• _What this task involves_: Pictures don't belong in the copy; print all the records exactly.

━━━━━ The input

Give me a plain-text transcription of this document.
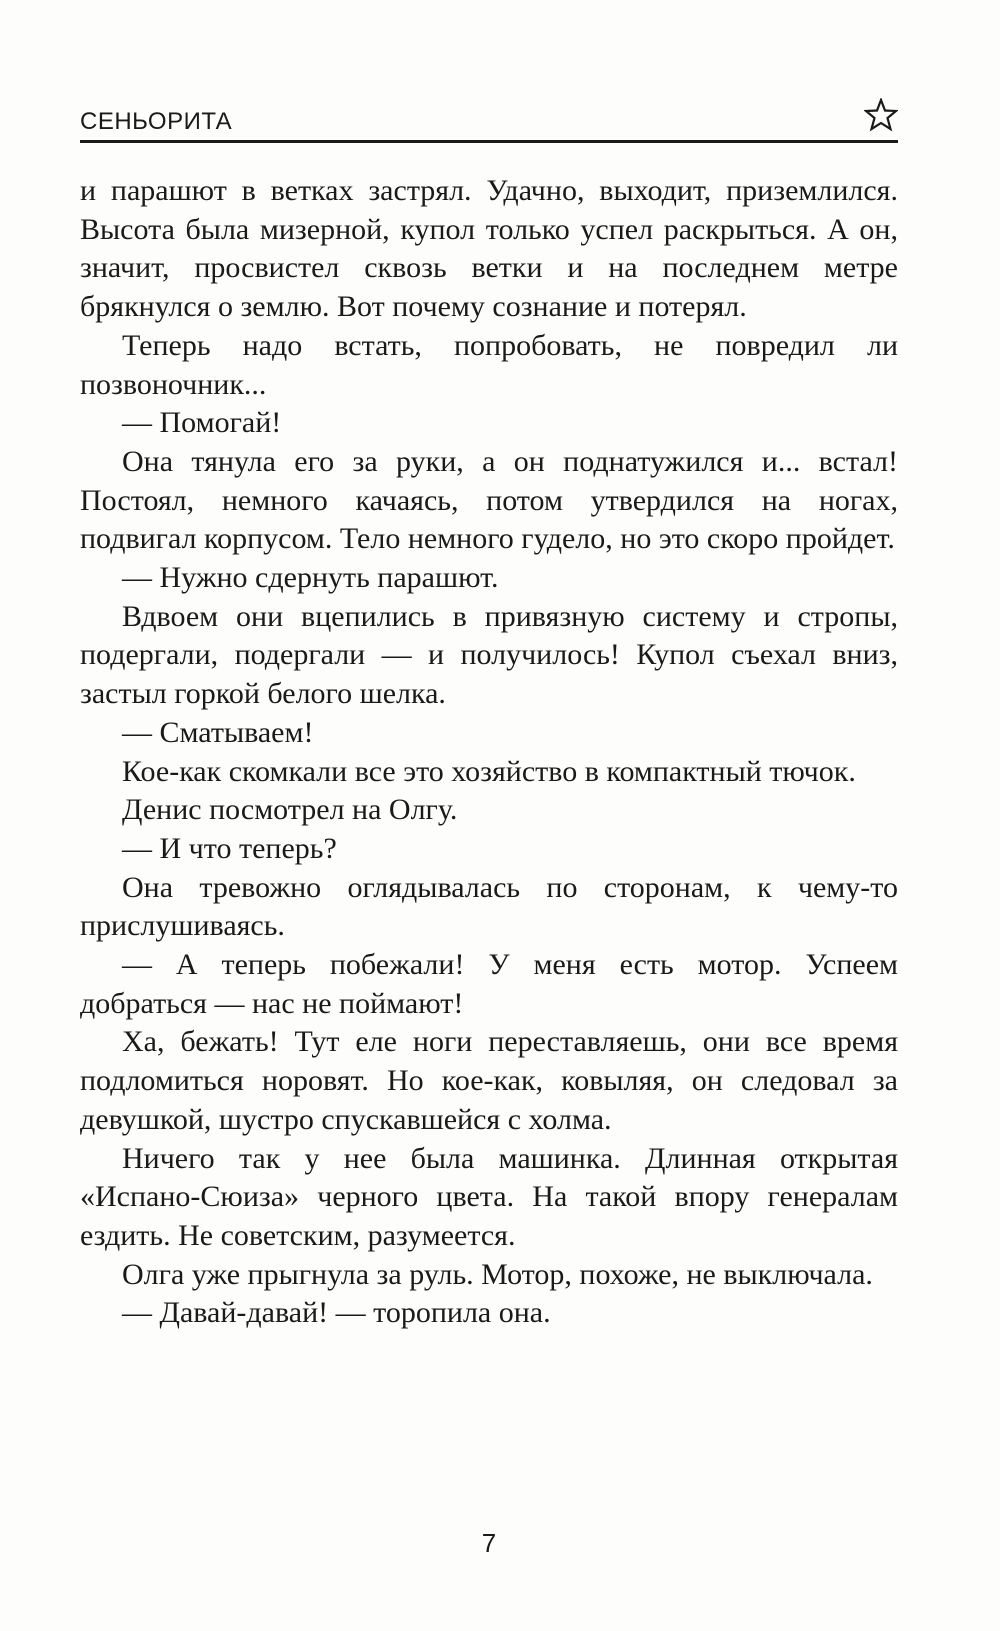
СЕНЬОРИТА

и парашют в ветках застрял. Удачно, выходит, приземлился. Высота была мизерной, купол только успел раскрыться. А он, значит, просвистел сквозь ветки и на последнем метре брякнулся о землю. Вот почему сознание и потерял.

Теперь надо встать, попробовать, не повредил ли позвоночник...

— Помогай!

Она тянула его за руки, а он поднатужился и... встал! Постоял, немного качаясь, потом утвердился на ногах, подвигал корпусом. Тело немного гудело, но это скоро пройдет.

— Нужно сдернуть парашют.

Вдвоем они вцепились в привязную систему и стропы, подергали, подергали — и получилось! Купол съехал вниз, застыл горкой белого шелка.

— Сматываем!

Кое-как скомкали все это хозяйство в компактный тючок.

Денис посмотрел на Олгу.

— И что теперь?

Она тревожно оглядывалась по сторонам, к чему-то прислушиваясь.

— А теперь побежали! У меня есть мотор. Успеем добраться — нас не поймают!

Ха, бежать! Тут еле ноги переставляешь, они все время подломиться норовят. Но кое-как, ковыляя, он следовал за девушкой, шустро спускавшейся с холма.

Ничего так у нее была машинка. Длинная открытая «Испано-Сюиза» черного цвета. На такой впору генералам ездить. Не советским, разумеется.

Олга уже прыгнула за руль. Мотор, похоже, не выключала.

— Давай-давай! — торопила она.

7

━━━━━━━━━━

• _Response to this exercise_:
Give me a plain-text transcription of this document.
СЕНЬОРИТА

и парашют в ветках застрял. Удачно, выходит, приземлился. Высота была мизерной, купол только успел раскрыться. А он, значит, просвистел сквозь ветки и на последнем метре брякнулся о землю. Вот почему сознание и потерял.

Теперь надо встать, попробовать, не повредил ли позвоночник...

— Помогай!

Она тянула его за руки, а он поднатужился и... встал! Постоял, немного качаясь, потом утвердился на ногах, подвигал корпусом. Тело немного гудело, но это скоро пройдет.

— Нужно сдернуть парашют.

Вдвоем они вцепились в привязную систему и стропы, подергали, подергали — и получилось! Купол съехал вниз, застыл горкой белого шелка.

— Сматываем!

Кое-как скомкали все это хозяйство в компактный тючок.

Денис посмотрел на Олгу.

— И что теперь?

Она тревожно оглядывалась по сторонам, к чему-то прислушиваясь.

— А теперь побежали! У меня есть мотор. Успеем добраться — нас не поймают!

Ха, бежать! Тут еле ноги переставляешь, они все время подломиться норовят. Но кое-как, ковыляя, он следовал за девушкой, шустро спускавшейся с холма.

Ничего так у нее была машинка. Длинная открытая «Испано-Сюиза» черного цвета. На такой впору генералам ездить. Не советским, разумеется.

Олга уже прыгнула за руль. Мотор, похоже, не выключала.

— Давай-давай! — торопила она.

7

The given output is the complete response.